— start Information given —
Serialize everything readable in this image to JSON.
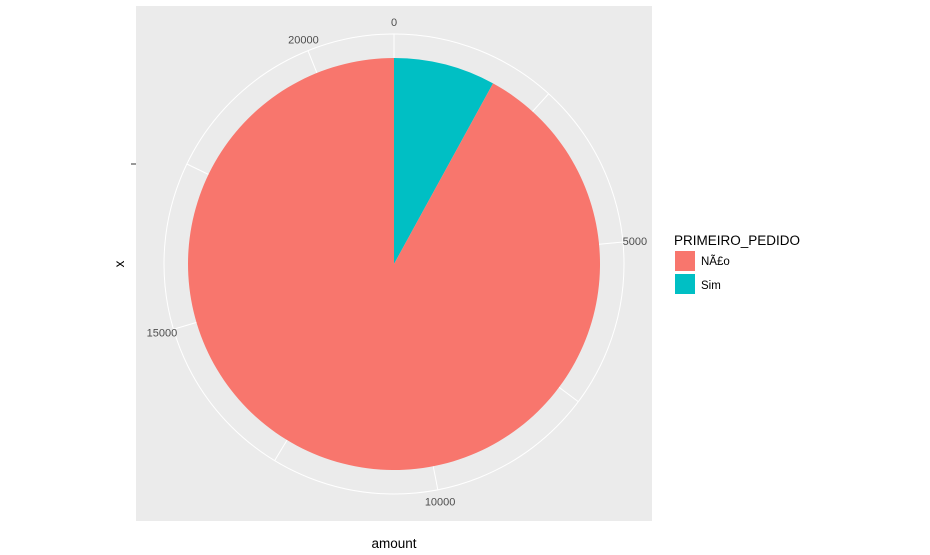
{
  "chart_data": {
    "type": "pie",
    "title": "",
    "xlabel": "amount",
    "ylabel": "x",
    "categories": [
      "NÃ£o",
      "Sim"
    ],
    "values": [
      19600,
      1700
    ],
    "total": 21300,
    "theta_ticks": [
      0,
      5000,
      10000,
      15000,
      20000
    ],
    "tick_labels": [
      "0",
      "5000",
      "10000",
      "15000",
      "20000"
    ],
    "legend": {
      "title": "PRIMEIRO_PEDIDO",
      "position": "right",
      "entries": [
        {
          "label": "NÃ£o",
          "color": "#F8766D"
        },
        {
          "label": "Sim",
          "color": "#00BFC4"
        }
      ]
    },
    "colors": {
      "NÃ£o": "#F8766D",
      "Sim": "#00BFC4",
      "panel": "#EBEBEB",
      "grid": "#FFFFFF"
    },
    "grid": true,
    "stacking_order_from_zero": [
      "Sim",
      "NÃ£o"
    ]
  }
}
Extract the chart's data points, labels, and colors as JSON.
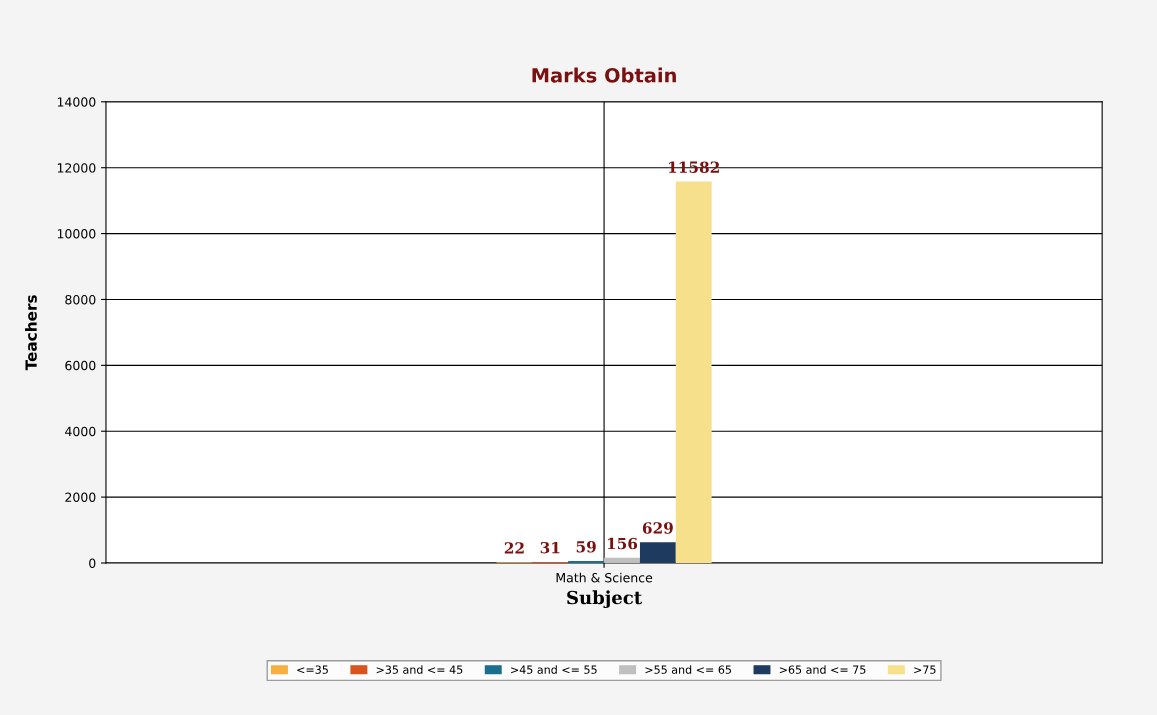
{
  "chart_data": {
    "type": "bar",
    "title": "Marks Obtain",
    "xlabel": "Subject",
    "ylabel": "Teachers",
    "categories": [
      "Math & Science"
    ],
    "series": [
      {
        "name": "<=35",
        "color": "#f5b041",
        "values": [
          22
        ]
      },
      {
        "name": ">35 and <= 45",
        "color": "#d9531e",
        "values": [
          31
        ]
      },
      {
        "name": ">45 and <= 55",
        "color": "#1b6f8e",
        "values": [
          59
        ]
      },
      {
        "name": ">55 and <= 65",
        "color": "#bfbfbf",
        "values": [
          156
        ]
      },
      {
        "name": ">65 and <= 75",
        "color": "#1f3a5f",
        "values": [
          629
        ]
      },
      {
        "name": ">75",
        "color": "#f7e08c",
        "values": [
          11582
        ]
      }
    ],
    "ylim": [
      0,
      14000
    ],
    "yticks": [
      0,
      2000,
      4000,
      6000,
      8000,
      10000,
      12000,
      14000
    ],
    "grid": true,
    "legend": "bottom",
    "data_labels": true
  }
}
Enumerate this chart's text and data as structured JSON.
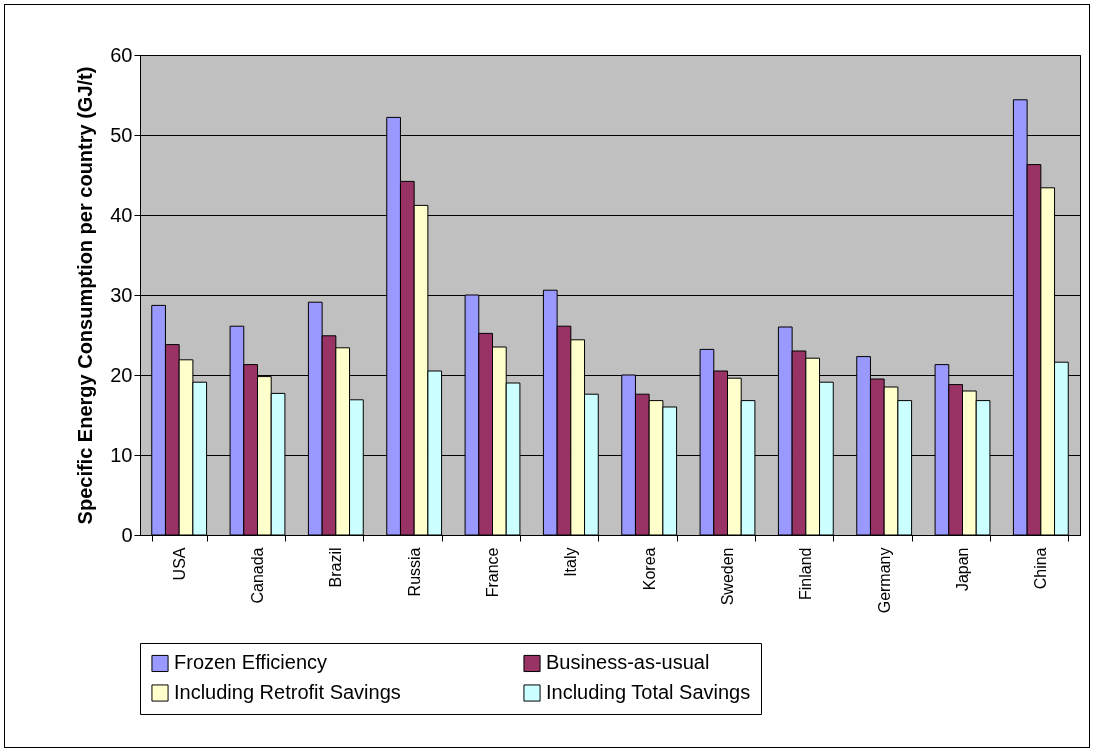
{
  "chart_data": {
    "type": "bar",
    "ylabel": "Specific Energy Consumption per country (GJ/t)",
    "categories": [
      "USA",
      "Canada",
      "Brazil",
      "Russia",
      "France",
      "Italy",
      "Korea",
      "Sweden",
      "Finland",
      "Germany",
      "Japan",
      "China"
    ],
    "series": [
      {
        "name": "Frozen Efficiency",
        "color": "#9999ff",
        "values": [
          28.7,
          26.1,
          29.1,
          52.2,
          30.0,
          30.6,
          20.0,
          23.2,
          26.0,
          22.3,
          21.3,
          54.4
        ]
      },
      {
        "name": "Business-as-usual",
        "color": "#993366",
        "values": [
          23.8,
          21.3,
          24.9,
          44.2,
          25.2,
          26.1,
          17.6,
          20.5,
          23.0,
          19.5,
          18.8,
          46.3
        ]
      },
      {
        "name": "Including Retrofit Savings",
        "color": "#ffffcc",
        "values": [
          21.9,
          19.8,
          23.4,
          41.2,
          23.5,
          24.4,
          16.8,
          19.6,
          22.1,
          18.5,
          18.0,
          43.4
        ]
      },
      {
        "name": "Including Total Savings",
        "color": "#ccffff",
        "values": [
          19.1,
          17.7,
          16.9,
          20.5,
          19.0,
          17.6,
          16.0,
          16.8,
          19.1,
          16.8,
          16.8,
          21.6
        ]
      }
    ],
    "ylim": [
      0,
      60
    ],
    "yticks": [
      0,
      10,
      20,
      30,
      40,
      50,
      60
    ],
    "grid": "y",
    "legend": "bottom"
  }
}
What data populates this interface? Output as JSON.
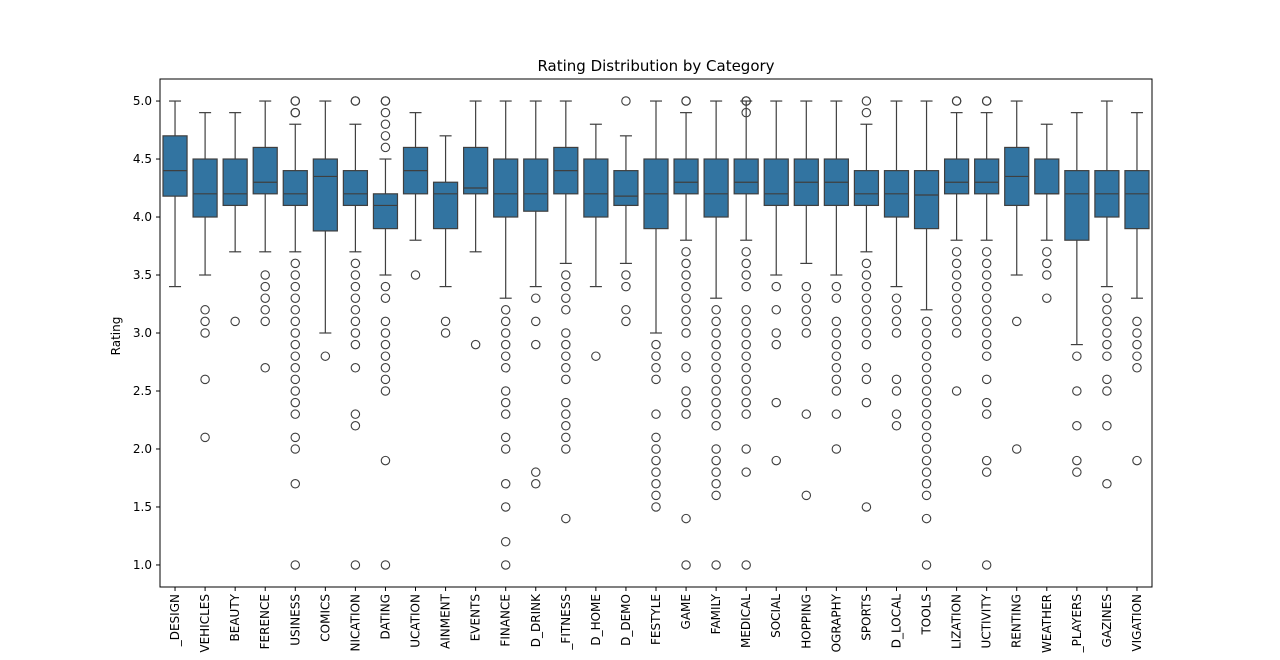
— end Information given —
- _Task to complete_
Take every line that includes the string "ylabel" and copy it.

- _In response_
    "ylabel": "x",
    "ylabel": "Teachers",
    "ylabel": "Specific Energy Consumption per country (GJ/t)",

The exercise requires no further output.